==== Data entries

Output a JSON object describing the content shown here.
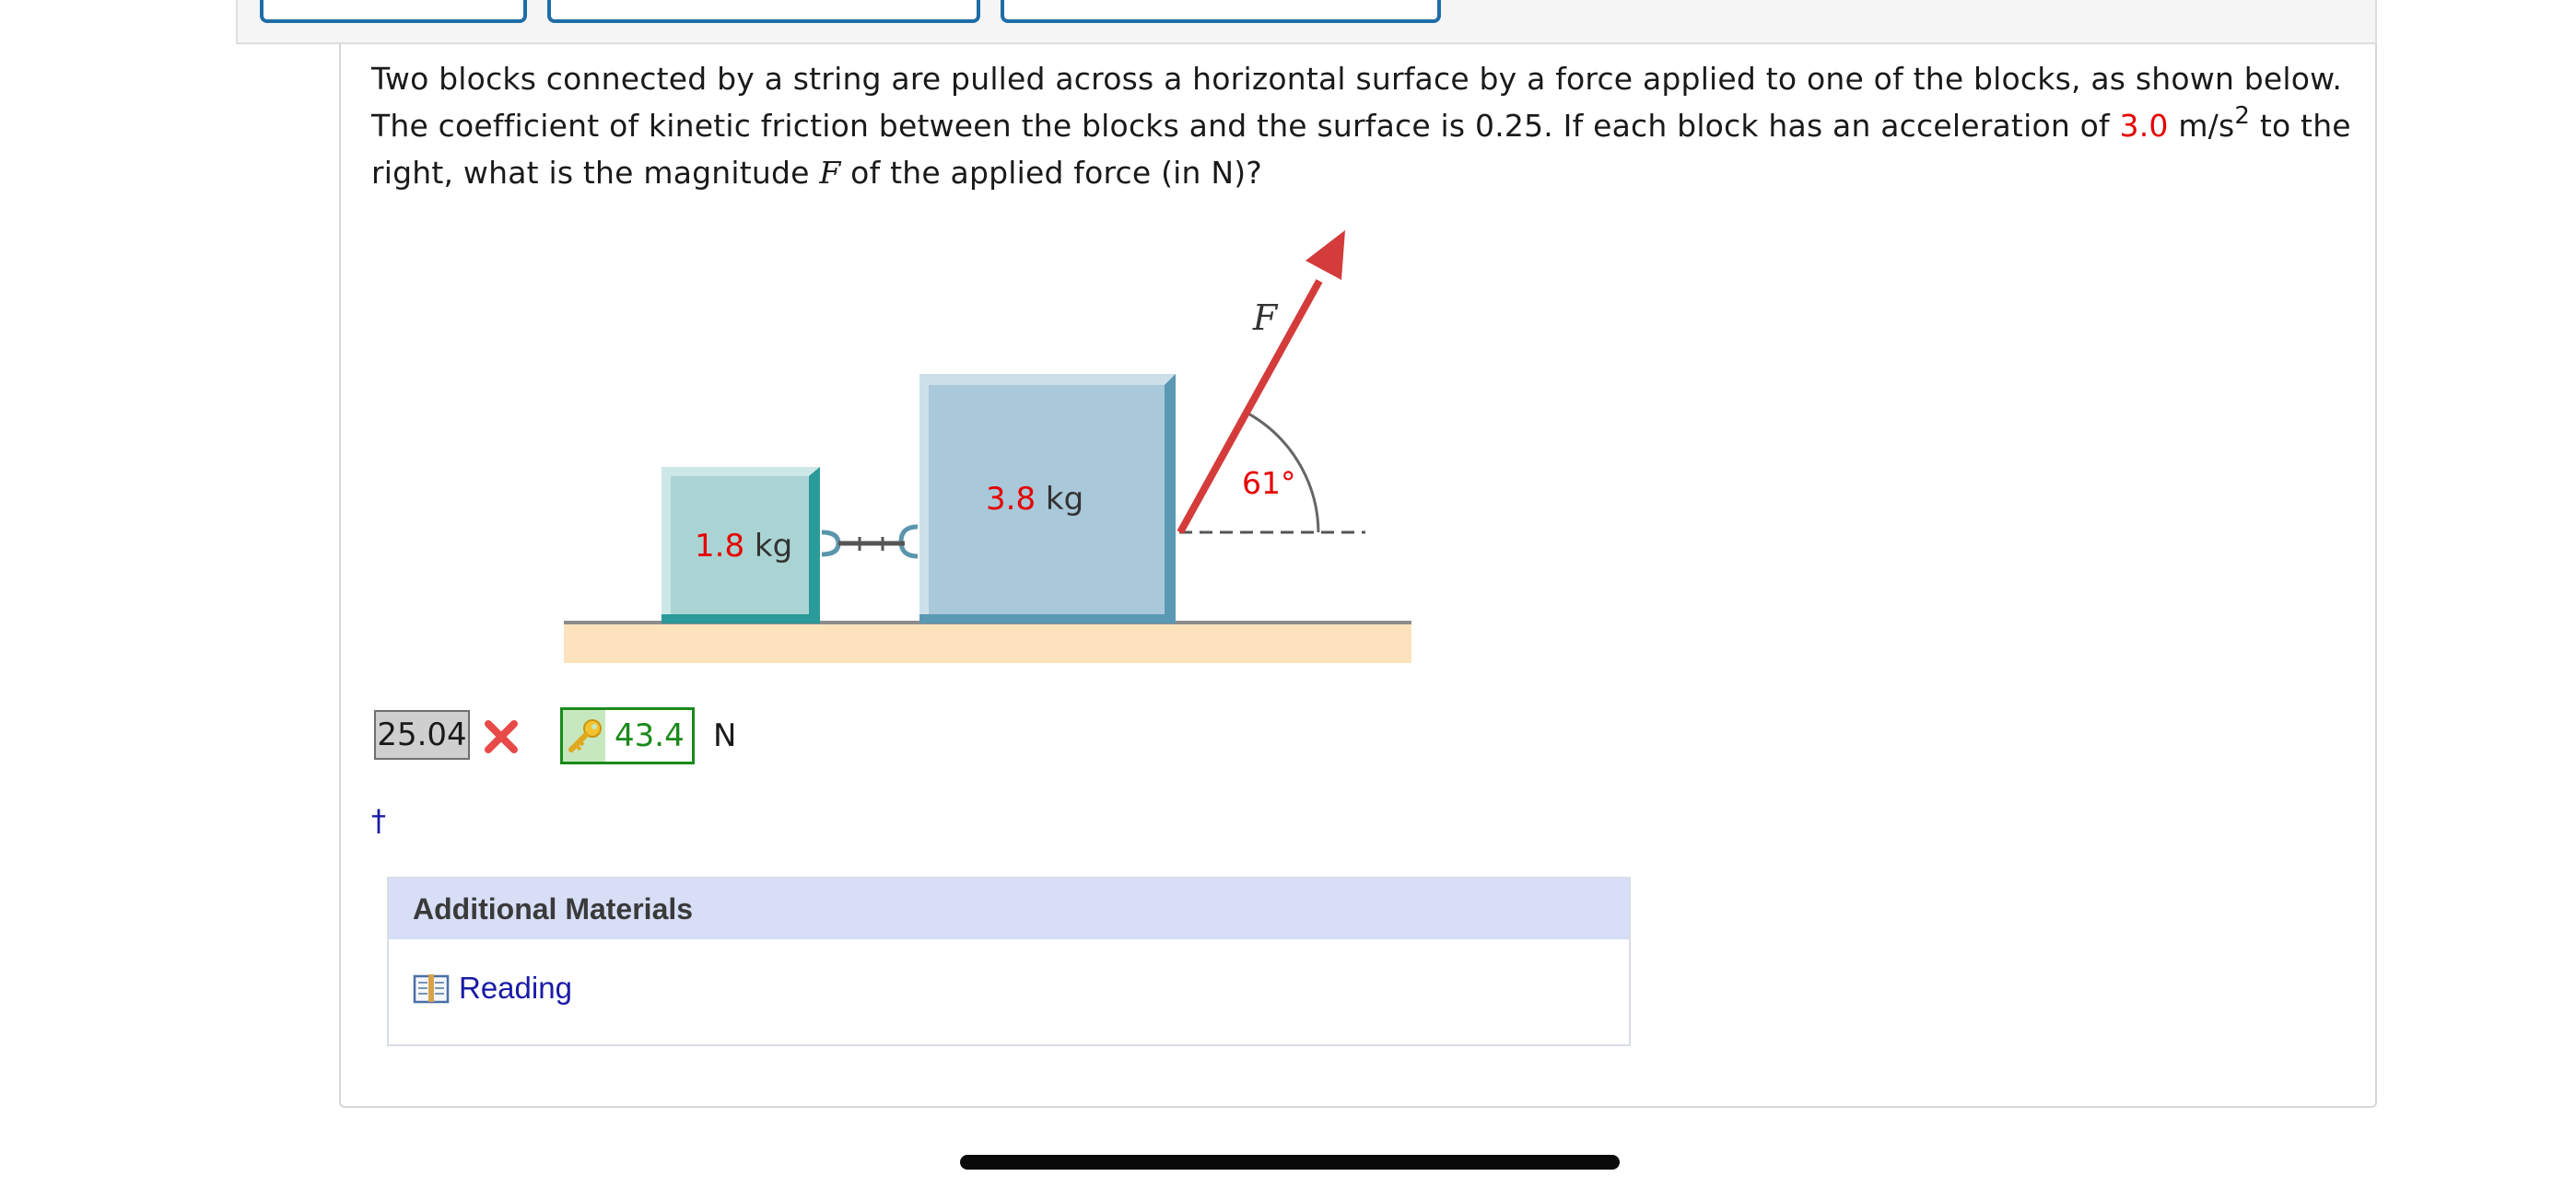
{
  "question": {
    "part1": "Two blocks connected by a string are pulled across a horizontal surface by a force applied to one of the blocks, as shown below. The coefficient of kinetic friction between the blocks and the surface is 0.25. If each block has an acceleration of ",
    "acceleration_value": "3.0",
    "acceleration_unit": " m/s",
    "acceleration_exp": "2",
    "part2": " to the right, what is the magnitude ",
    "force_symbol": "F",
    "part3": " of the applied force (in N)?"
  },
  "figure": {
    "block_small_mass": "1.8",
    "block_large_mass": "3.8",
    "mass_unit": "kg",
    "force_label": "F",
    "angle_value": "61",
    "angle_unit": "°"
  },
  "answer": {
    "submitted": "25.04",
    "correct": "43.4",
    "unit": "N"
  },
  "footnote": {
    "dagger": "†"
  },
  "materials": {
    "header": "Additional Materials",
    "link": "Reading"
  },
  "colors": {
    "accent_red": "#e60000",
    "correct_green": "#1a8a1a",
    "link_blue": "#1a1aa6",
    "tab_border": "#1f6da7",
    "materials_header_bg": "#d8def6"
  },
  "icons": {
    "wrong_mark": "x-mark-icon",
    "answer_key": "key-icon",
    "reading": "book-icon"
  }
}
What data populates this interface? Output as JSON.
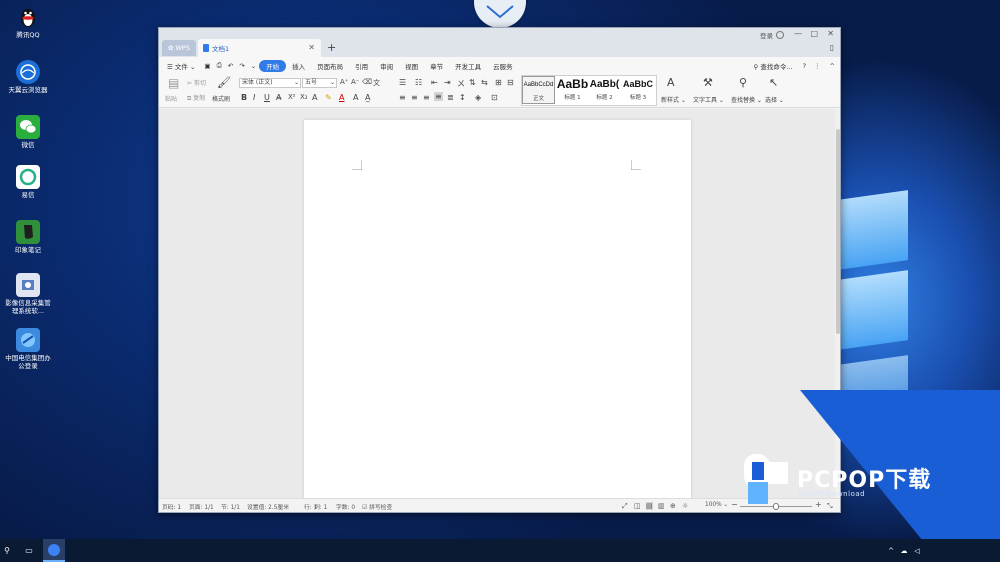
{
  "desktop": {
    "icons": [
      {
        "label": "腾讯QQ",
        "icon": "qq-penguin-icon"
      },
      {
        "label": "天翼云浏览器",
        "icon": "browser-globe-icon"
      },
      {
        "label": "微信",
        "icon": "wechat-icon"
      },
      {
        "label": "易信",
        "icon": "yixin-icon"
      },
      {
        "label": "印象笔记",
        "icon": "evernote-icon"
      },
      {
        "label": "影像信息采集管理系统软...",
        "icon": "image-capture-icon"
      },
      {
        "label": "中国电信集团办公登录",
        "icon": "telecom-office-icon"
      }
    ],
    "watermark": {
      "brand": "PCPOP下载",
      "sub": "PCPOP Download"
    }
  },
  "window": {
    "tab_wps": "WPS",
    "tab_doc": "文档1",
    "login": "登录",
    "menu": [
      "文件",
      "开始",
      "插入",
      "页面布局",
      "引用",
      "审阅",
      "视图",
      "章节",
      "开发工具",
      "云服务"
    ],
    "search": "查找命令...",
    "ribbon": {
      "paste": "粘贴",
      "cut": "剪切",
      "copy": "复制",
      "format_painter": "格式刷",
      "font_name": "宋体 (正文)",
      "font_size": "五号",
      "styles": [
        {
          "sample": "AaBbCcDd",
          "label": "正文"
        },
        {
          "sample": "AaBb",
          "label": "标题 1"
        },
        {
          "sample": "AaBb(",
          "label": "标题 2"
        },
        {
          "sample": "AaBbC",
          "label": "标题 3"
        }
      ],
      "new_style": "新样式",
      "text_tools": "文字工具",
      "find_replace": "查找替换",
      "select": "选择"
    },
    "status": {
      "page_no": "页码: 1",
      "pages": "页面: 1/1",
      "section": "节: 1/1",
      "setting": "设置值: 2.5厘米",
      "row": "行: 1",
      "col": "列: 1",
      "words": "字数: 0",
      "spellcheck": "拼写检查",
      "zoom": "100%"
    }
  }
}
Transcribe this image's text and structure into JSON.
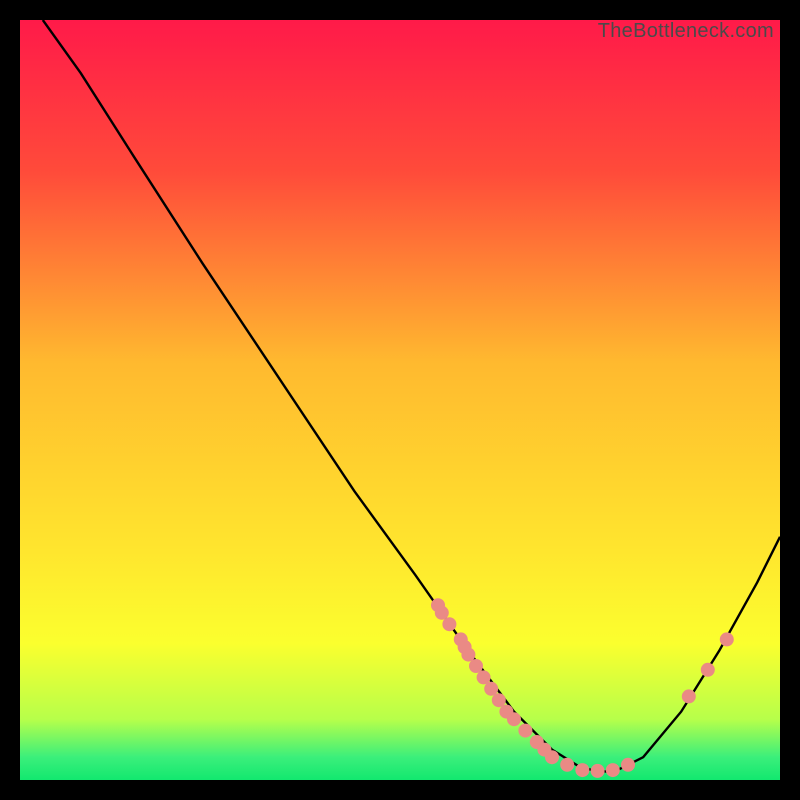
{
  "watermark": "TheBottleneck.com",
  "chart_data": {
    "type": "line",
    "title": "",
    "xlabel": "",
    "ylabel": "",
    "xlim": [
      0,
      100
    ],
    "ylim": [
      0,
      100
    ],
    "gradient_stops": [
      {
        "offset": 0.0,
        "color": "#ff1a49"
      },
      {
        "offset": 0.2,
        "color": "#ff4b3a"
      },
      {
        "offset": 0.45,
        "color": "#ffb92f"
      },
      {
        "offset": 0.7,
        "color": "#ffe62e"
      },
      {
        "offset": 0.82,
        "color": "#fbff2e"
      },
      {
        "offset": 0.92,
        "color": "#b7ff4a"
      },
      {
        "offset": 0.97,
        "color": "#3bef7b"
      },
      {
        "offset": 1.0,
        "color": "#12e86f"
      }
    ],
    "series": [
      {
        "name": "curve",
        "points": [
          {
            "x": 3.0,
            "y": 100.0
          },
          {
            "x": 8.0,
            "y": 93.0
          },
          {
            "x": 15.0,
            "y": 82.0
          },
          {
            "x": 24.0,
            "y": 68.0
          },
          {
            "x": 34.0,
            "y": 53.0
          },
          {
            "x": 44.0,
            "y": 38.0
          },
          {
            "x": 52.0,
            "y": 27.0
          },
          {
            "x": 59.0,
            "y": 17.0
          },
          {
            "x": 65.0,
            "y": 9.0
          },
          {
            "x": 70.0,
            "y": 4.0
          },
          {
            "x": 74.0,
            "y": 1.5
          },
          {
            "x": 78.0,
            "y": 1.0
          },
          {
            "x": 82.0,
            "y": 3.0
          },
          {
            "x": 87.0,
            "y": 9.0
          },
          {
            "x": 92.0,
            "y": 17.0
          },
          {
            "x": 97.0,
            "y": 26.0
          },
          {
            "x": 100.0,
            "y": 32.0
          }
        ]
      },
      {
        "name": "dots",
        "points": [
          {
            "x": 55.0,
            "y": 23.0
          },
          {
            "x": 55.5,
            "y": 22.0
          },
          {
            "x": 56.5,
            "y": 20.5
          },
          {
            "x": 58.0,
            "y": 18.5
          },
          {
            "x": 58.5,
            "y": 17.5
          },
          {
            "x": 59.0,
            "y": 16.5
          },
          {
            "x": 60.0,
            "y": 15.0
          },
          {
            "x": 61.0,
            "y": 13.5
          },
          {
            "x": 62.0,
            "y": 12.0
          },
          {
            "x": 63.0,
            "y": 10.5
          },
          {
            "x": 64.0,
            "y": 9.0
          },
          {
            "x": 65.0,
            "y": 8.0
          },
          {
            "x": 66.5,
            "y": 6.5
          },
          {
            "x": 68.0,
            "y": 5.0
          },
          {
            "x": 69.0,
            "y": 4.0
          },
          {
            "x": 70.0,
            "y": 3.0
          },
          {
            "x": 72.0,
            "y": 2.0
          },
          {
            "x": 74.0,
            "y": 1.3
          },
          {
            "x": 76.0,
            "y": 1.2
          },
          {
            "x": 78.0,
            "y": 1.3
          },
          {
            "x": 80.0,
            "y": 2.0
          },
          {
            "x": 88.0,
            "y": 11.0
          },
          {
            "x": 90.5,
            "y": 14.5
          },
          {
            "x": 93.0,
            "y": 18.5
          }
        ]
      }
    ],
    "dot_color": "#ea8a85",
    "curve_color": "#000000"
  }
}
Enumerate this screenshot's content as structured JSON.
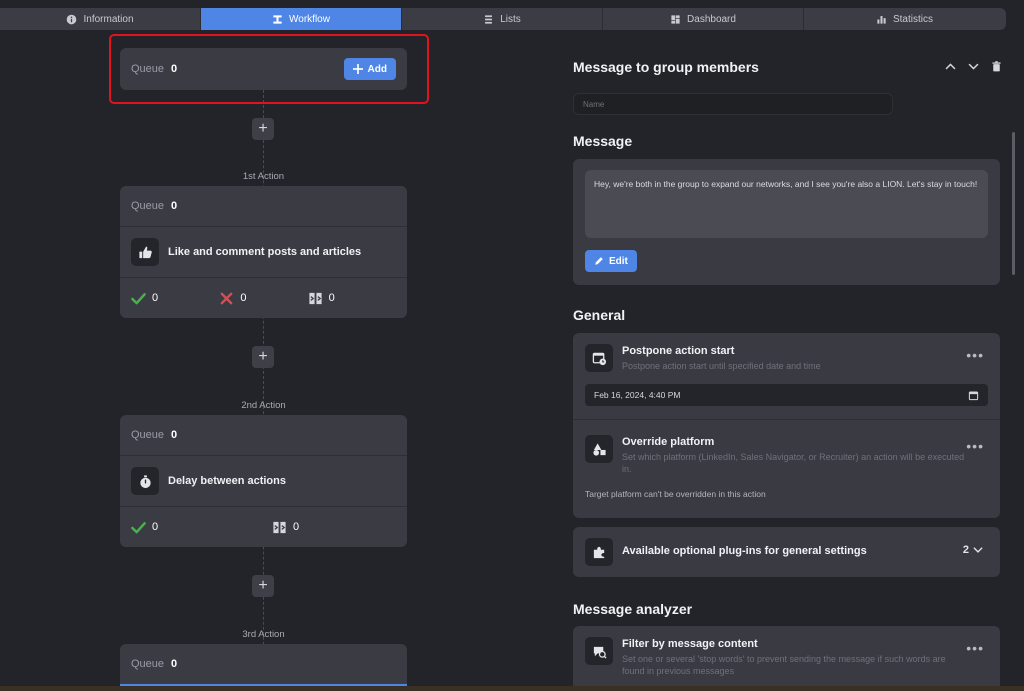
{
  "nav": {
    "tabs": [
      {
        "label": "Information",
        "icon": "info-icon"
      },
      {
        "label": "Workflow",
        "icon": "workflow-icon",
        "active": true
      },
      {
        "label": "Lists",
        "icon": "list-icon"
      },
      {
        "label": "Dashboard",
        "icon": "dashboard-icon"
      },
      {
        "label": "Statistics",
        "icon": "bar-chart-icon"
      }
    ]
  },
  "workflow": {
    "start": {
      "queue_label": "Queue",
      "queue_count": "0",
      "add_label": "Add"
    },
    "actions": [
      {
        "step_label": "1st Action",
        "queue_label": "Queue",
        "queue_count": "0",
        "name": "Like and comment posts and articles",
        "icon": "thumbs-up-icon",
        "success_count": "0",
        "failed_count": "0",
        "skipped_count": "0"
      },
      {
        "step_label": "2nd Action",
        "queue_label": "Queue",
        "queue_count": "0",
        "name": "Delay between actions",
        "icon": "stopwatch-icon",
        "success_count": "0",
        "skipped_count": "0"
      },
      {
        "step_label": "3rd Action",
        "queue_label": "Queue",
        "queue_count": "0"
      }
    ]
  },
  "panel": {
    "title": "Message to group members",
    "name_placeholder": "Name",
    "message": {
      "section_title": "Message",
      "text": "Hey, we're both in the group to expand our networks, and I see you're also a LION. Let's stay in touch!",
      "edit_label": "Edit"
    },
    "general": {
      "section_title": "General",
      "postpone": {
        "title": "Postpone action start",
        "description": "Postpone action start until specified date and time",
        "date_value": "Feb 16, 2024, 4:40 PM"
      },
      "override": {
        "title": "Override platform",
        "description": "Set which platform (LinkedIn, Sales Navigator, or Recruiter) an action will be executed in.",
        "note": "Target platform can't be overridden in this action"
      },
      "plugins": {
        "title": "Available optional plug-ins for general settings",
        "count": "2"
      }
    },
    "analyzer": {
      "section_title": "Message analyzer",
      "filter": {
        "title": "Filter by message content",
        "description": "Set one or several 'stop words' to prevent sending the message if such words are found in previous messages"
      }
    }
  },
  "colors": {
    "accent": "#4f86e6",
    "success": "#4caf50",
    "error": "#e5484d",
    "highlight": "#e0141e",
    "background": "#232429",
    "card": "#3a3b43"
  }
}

========

== Directive ==
Check each line of the records above for the string "description", and report every line that has it.

== Solution for this problem ==
        "description": "Postpone action start until specified date and time",
        "description": "Set which platform (LinkedIn, Sales Navigator, or Recruiter) an action will be executed in.",
        "description": "Set one or several 'stop words' to prevent sending the message if such words are found in previous messages"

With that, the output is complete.